**Brief A:** According to the gearbox discussion, what output speed should the drive give when attached to the motor?

**Text shown:**
>> start

I would go with 20:1 gear box, or 25:1, if that was more readily available, which would give you a much more reasonable chain drive setup and one that was not being over-driven. If you had to, you go go as high as 30:1 but that would be about as far as I would go.

John R. Baker, P.E. (ret)
Irvine, CA
Siemens PLM:

The secret of life is not finding someone to live with
It's finding someone you can't live without
 
Per pg 20.

M Standard metric input and output shafts (diameter/bore, length, key & keyway)
1 1000 Series
170 Drive Size
DH D = Drive One designation, H = Parallel, horizontal L.S. shaft
2- Number of reductions/Stages in gear drive
A- Model Code 1, Initial Model A
11.090:1 Ratio Code
Exact ratio expressed as (5) characters including decimal point Examples: 1.321:1, 14.95:1, 155.7:1, 1196.:1.

(no ":1" in the description.)

There seem to be a few characteristics missing, but this is enough for the calculations.

The output from this attached to the motor should be 160 RPM.
 
Sorry, I was looking at the ratio as being 90:1 [sad]

John R. Baker, P.E. (ret)
Irvine, CA
Siemens PLM:

The secret of life is not finding someone to live with
It's finding someone you can't live without
 
It will be a little off by just using the drive pulley diameter, instead of a neutral axis through the belt, but depending on belt thickness, should be fairly close.

speed_vluq4b.jpg


You will need to choose the appropriate chain size based on chain tables from a source like this

chain_irbjzk.jpg


(source -
Chain drives are pretty poor, you will need lubrication at that speed. A synchronous belt would be a lower maintenance choice. Any belt or chain drive will result in high bending moments on your driver and driven shafts, and be more subject to fatigue failure, or bearing failure. Choosing the correct gearbox ratio and directly coupling would be much better.
 
It's been a very long time since I selected drives for a conveyor.

But, don't you need to know the mass flow of the product being conveyed to figure out the power?

Or are you trusting that whoever decided on the 150 HP motor did that job correctly?
 
I figured something like that. It's not an ideal encoding system. If it was the European separator it's worse - 11,090 in American.

It took far more digging to find that than expected. I'd nearly given up and ended up typing tiny fragments of the part number into Rexnord's site.

96 vertical feet in 48 seconds; 150hp -> 82500 ft-lbf/sec; so nominally 40,000 pounds of material on the belt? A bit over 100 pounds per foot. Which seems like gravel, maybe?
 
150 hp at 1500 rpm = 525 torque approx.

>> end

**Brief B:** Quote the part of the saved data entries that opens with the first line of the entries and closes with the line containing "onboarding-screen: All recipes", including both of those lines.

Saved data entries
>> start

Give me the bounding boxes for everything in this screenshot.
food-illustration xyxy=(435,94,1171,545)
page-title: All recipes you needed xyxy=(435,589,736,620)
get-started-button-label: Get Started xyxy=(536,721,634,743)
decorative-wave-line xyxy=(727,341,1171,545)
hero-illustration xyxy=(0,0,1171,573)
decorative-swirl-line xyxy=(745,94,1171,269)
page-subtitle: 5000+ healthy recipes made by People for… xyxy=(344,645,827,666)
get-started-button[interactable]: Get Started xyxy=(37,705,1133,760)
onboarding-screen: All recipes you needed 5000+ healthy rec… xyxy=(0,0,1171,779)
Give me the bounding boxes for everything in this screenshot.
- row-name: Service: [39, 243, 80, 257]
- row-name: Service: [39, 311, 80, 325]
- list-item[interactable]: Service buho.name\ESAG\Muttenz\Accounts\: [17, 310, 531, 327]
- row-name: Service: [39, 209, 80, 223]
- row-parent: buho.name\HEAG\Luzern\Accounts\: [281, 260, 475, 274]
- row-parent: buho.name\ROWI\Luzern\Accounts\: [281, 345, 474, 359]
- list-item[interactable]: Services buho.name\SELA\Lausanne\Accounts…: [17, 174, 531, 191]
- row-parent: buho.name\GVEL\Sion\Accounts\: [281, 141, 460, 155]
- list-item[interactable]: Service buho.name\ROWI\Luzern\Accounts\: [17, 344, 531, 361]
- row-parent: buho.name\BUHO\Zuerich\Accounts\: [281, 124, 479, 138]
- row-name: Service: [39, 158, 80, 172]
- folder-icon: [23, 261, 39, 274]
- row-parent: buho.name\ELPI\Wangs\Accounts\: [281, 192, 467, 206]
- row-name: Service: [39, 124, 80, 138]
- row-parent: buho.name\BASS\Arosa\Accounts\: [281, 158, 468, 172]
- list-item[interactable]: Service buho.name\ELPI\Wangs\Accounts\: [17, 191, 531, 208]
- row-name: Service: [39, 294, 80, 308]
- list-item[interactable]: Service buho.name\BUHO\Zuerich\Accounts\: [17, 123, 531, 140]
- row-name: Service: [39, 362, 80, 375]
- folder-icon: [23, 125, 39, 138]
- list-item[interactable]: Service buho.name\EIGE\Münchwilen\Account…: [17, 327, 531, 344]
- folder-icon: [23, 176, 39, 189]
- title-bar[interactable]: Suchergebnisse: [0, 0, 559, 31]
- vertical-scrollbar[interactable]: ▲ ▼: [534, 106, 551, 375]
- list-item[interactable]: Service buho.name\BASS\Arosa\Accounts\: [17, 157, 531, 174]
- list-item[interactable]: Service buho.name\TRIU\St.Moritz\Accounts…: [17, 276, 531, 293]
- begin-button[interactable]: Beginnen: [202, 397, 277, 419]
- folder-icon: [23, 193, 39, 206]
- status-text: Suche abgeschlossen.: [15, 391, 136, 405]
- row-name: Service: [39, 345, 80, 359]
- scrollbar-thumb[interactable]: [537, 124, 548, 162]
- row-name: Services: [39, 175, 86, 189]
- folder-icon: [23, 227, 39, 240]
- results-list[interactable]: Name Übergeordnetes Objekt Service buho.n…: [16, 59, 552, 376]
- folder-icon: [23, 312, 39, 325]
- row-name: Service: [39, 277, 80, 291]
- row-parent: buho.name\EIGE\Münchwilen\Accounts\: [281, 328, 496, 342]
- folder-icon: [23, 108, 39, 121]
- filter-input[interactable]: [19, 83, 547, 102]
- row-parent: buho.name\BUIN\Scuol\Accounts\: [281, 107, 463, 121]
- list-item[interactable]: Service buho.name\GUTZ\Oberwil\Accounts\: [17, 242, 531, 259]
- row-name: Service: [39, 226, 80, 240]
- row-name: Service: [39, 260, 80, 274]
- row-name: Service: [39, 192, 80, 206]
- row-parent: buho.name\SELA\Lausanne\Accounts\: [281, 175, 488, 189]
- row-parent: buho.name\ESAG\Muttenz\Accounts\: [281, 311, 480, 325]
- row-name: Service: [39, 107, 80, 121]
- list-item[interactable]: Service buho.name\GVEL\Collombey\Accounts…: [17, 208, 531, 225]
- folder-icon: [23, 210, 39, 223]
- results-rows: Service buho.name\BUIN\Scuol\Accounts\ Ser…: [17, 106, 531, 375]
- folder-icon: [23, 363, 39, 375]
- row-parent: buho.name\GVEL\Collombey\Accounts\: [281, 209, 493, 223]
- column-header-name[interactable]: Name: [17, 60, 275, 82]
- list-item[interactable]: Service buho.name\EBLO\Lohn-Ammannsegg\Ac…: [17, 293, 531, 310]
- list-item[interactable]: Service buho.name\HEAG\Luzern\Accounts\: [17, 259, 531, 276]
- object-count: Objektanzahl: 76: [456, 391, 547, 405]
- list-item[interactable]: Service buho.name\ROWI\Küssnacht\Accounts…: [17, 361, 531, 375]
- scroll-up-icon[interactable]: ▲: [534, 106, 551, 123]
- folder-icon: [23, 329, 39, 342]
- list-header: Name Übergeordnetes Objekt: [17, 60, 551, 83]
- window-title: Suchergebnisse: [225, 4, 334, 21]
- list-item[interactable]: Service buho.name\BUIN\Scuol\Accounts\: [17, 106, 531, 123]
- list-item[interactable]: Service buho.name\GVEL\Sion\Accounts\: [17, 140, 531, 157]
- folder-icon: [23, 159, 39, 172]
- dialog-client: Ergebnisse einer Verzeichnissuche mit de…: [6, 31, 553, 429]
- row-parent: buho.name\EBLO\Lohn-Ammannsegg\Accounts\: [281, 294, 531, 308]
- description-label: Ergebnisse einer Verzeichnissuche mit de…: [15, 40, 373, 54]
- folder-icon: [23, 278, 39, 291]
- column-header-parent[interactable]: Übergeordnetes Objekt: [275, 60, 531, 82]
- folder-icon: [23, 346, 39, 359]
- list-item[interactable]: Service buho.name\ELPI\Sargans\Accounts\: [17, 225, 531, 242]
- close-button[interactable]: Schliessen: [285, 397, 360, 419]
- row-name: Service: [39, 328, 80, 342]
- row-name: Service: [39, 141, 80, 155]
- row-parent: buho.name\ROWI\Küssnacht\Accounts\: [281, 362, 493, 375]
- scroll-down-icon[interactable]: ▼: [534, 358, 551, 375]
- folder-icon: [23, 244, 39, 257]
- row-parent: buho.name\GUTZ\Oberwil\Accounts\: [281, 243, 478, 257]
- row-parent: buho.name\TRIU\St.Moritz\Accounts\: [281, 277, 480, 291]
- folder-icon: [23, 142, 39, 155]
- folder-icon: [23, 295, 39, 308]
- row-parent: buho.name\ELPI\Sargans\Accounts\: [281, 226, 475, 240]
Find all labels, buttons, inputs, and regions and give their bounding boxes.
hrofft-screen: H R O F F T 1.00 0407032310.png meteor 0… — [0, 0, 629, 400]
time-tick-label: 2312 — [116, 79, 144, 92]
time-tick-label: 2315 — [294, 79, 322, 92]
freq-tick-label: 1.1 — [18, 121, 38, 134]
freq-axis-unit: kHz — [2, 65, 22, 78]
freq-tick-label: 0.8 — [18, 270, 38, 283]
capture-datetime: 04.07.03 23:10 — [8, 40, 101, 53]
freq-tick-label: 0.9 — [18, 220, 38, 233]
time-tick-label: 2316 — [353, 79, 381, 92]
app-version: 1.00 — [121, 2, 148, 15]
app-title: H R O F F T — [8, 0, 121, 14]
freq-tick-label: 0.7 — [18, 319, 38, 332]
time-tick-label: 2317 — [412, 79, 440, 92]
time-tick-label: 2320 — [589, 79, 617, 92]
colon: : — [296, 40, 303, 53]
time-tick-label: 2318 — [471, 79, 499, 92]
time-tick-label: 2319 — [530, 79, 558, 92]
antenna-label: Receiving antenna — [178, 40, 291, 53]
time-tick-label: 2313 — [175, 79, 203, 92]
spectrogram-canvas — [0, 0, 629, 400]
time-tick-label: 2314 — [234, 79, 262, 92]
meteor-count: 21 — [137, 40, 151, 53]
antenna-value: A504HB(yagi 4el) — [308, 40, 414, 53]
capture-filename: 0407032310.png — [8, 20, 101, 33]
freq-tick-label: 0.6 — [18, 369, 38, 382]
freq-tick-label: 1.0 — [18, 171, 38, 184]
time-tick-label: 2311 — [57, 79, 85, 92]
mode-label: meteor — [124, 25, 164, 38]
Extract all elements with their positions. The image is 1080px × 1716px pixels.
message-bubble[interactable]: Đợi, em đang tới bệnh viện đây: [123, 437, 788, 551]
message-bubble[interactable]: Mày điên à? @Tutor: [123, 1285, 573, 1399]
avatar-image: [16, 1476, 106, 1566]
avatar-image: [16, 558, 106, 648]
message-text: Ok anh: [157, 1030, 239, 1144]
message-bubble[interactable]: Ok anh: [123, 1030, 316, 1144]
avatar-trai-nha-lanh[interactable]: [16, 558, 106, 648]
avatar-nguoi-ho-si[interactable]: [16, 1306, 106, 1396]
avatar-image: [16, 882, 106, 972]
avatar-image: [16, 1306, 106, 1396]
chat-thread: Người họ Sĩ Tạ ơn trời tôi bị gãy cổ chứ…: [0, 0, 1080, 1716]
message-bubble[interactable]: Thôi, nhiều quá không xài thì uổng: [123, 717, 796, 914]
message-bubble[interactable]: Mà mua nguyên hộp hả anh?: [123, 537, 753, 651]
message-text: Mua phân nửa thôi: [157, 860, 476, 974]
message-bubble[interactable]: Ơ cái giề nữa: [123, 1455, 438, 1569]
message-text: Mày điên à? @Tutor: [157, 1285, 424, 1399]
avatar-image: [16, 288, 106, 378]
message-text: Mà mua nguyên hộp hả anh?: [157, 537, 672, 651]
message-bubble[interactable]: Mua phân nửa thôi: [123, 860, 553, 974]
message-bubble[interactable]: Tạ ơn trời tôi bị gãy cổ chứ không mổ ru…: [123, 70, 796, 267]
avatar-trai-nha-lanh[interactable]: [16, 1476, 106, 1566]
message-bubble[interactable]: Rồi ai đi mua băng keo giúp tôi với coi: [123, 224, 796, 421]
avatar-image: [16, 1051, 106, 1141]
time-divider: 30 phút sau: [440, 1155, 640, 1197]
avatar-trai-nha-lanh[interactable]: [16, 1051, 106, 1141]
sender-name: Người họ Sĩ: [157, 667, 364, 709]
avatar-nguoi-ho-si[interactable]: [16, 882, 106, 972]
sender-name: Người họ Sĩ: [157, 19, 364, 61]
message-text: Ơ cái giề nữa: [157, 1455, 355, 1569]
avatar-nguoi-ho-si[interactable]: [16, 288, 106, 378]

>> end

**Answer A:** 160 RPM

**Answer B:**
Give me the bounding boxes for everything in this screenshot.
food-illustration xyxy=(435,94,1171,545)
page-title: All recipes you needed xyxy=(435,589,736,620)
get-started-button-label: Get Started xyxy=(536,721,634,743)
decorative-wave-line xyxy=(727,341,1171,545)
hero-illustration xyxy=(0,0,1171,573)
decorative-swirl-line xyxy=(745,94,1171,269)
page-subtitle: 5000+ healthy recipes made by People for… xyxy=(344,645,827,666)
get-started-button[interactable]: Get Started xyxy=(37,705,1133,760)
onboarding-screen: All recipes you needed 5000+ healthy rec… xyxy=(0,0,1171,779)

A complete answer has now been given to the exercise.